-- Begin --

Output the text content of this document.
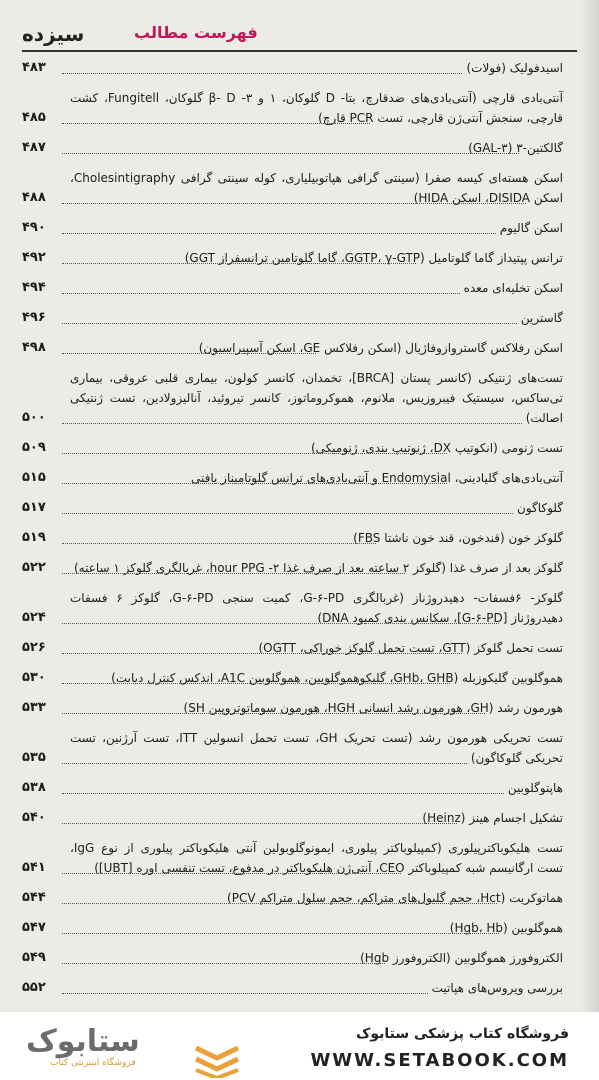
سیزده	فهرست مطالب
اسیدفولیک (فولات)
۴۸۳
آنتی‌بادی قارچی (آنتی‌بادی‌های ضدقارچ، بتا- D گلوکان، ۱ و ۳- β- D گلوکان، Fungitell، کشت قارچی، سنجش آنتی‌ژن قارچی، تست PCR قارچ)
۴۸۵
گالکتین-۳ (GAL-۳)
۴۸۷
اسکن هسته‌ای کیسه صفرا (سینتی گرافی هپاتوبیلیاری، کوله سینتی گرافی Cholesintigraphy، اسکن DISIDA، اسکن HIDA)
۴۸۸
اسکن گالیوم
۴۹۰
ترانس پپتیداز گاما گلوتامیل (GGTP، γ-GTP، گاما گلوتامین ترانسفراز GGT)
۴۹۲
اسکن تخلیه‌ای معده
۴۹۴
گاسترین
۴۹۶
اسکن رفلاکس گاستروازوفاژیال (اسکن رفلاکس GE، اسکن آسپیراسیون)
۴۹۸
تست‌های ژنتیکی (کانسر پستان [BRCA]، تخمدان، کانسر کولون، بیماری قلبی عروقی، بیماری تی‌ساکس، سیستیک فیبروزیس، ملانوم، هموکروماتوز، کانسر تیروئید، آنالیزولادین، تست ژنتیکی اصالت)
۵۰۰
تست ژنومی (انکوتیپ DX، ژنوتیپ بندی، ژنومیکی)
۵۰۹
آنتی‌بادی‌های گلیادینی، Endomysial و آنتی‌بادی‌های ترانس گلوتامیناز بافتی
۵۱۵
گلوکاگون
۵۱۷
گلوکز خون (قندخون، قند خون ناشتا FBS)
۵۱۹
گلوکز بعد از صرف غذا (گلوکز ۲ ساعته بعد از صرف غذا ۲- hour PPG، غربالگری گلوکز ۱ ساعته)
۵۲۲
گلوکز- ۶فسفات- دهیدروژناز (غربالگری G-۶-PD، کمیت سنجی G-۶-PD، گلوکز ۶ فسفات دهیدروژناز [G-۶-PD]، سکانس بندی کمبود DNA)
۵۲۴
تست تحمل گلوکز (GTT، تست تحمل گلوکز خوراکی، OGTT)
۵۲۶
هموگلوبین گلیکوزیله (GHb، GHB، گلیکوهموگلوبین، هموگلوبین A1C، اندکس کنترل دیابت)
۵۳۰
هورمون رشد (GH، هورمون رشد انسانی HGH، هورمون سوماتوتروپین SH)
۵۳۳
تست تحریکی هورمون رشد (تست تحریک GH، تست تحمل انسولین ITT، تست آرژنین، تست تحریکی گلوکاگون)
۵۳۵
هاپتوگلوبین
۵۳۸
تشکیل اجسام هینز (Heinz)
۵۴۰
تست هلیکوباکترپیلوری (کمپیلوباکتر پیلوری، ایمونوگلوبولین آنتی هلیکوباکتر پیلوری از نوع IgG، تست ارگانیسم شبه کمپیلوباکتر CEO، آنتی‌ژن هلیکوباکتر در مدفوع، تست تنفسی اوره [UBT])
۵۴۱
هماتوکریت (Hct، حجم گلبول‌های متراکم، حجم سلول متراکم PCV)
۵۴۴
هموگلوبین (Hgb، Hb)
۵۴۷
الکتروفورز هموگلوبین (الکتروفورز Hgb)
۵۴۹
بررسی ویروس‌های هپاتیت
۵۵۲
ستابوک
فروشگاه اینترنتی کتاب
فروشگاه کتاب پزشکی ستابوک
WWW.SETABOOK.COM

-- End --
-- Begin --

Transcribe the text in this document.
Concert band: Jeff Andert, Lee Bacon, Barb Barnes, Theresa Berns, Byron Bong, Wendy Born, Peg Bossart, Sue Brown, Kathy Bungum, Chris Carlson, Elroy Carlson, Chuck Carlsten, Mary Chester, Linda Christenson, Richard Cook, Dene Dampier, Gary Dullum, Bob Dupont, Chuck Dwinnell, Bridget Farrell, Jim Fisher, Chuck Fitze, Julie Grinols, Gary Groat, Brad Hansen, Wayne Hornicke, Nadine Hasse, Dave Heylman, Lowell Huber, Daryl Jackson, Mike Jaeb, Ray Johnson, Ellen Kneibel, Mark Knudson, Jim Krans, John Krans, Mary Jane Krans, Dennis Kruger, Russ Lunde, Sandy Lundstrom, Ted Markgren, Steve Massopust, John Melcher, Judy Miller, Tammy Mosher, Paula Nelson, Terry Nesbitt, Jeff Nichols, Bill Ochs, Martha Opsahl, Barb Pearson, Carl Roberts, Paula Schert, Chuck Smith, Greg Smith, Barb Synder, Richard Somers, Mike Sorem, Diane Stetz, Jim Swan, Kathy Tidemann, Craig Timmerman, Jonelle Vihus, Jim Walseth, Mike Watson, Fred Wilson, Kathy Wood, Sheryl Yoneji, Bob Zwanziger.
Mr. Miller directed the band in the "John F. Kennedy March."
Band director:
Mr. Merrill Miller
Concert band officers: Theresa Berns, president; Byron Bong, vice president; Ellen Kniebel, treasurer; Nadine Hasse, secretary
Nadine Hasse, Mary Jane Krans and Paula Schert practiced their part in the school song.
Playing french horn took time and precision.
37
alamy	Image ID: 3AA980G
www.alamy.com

-- End --

DIRECTION:
List each line of the records that holds the string "کتاب".

FULL SOLUTION:
فروشگاه اینترنتی کتاب
فروشگاه کتاب پزشکی ستابوک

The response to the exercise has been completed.